**The data**
-=-=-
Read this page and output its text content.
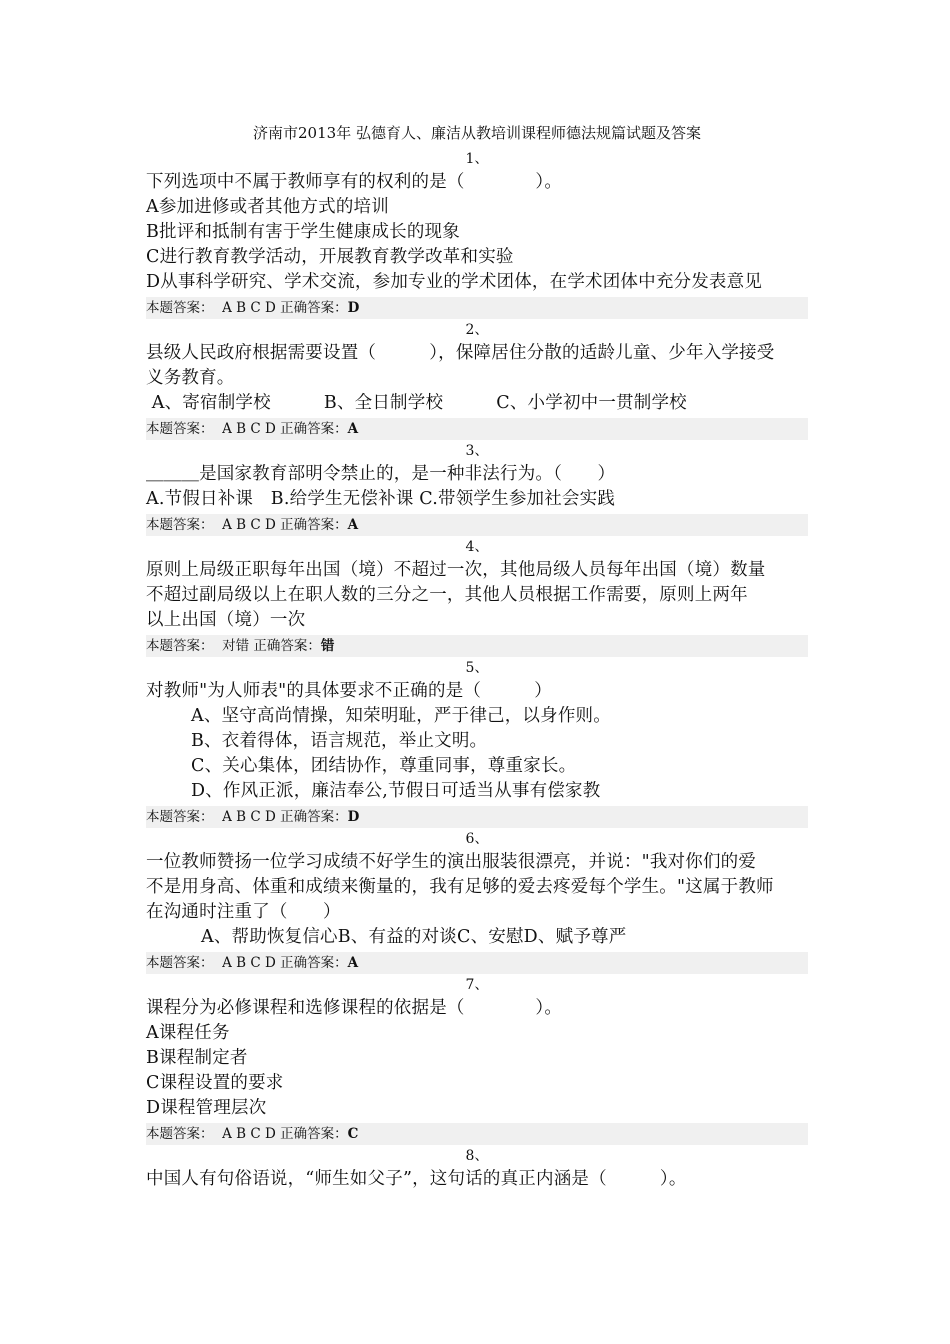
济南市2013年 弘德育人、廉洁从教培训课程师德法规篇试题及答案
1、
下列选项中不属于教师享有的权利的是（　　　　）。
A参加进修或者其他方式的培训
B批评和抵制有害于学生健康成长的现象
C进行教育教学活动，开展教育教学改革和实验
D从事科学研究、学术交流，参加专业的学术团体，在学术团体中充分发表意见
本题答案： A B C D 正确答案：D
2、
县级人民政府根据需要设置（　　　），保障居住分散的适龄儿童、少年入学接受
义务教育。
A、寄宿制学校　　　B、全日制学校　　　C、小学初中一贯制学校
本题答案： A B C D 正确答案：A
3、
＿＿＿是国家教育部明令禁止的，是一种非法行为。（　　）
A.节假日补课　B.给学生无偿补课 C.带领学生参加社会实践
本题答案： A B C D 正确答案：A
4、
原则上局级正职每年出国（境）不超过一次，其他局级人员每年出国（境）数量
不超过副局级以上在职人数的三分之一，其他人员根据工作需要，原则上两年
以上出国（境）一次
本题答案： 对错 正确答案：错
5、
对教师"为人师表"的具体要求不正确的是（　　　）
A、坚守高尚情操，知荣明耻，严于律己，以身作则。
B、衣着得体，语言规范，举止文明。
C、关心集体，团结协作，尊重同事，尊重家长。
D、作风正派，廉洁奉公,节假日可适当从事有偿家教
本题答案： A B C D 正确答案：D
6、
一位教师赞扬一位学习成绩不好学生的演出服装很漂亮，并说："我对你们的爱
不是用身高、体重和成绩来衡量的，我有足够的爱去疼爱每个学生。"这属于教师
在沟通时注重了（　　）
A、帮助恢复信心B、有益的对谈C、安慰D、赋予尊严
本题答案： A B C D 正确答案：A
7、
课程分为必修课程和选修课程的依据是（　　　　）。
A课程任务
B课程制定者
C课程设置的要求
D课程管理层次
本题答案： A B C D 正确答案：C
8、
中国人有句俗语说，“师生如父子”，这句话的真正内涵是（　　　）。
-=-=-
**What is expected**
Leave out the pictures and give the listing above again exactly.

**Written solution**
Read this page and output its text content.
济南市2013年 弘德育人、廉洁从教培训课程师德法规篇试题及答案
1、
下列选项中不属于教师享有的权利的是（　　　　）。
A参加进修或者其他方式的培训
B批评和抵制有害于学生健康成长的现象
C进行教育教学活动，开展教育教学改革和实验
D从事科学研究、学术交流，参加专业的学术团体，在学术团体中充分发表意见
本题答案： A B C D 正确答案：D
2、
县级人民政府根据需要设置（　　　），保障居住分散的适龄儿童、少年入学接受
义务教育。
A、寄宿制学校　　　B、全日制学校　　　C、小学初中一贯制学校
本题答案： A B C D 正确答案：A
3、
＿＿＿是国家教育部明令禁止的，是一种非法行为。（　　）
A.节假日补课　B.给学生无偿补课 C.带领学生参加社会实践
本题答案： A B C D 正确答案：A
4、
原则上局级正职每年出国（境）不超过一次，其他局级人员每年出国（境）数量
不超过副局级以上在职人数的三分之一，其他人员根据工作需要，原则上两年
以上出国（境）一次
本题答案： 对错 正确答案：错
5、
对教师"为人师表"的具体要求不正确的是（　　　）
A、坚守高尚情操，知荣明耻，严于律己，以身作则。
B、衣着得体，语言规范，举止文明。
C、关心集体，团结协作，尊重同事，尊重家长。
D、作风正派，廉洁奉公,节假日可适当从事有偿家教
本题答案： A B C D 正确答案：D
6、
一位教师赞扬一位学习成绩不好学生的演出服装很漂亮，并说："我对你们的爱
不是用身高、体重和成绩来衡量的，我有足够的爱去疼爱每个学生。"这属于教师
在沟通时注重了（　　）
A、帮助恢复信心B、有益的对谈C、安慰D、赋予尊严
本题答案： A B C D 正确答案：A
7、
课程分为必修课程和选修课程的依据是（　　　　）。
A课程任务
B课程制定者
C课程设置的要求
D课程管理层次
本题答案： A B C D 正确答案：C
8、
中国人有句俗语说，“师生如父子”，这句话的真正内涵是（　　　）。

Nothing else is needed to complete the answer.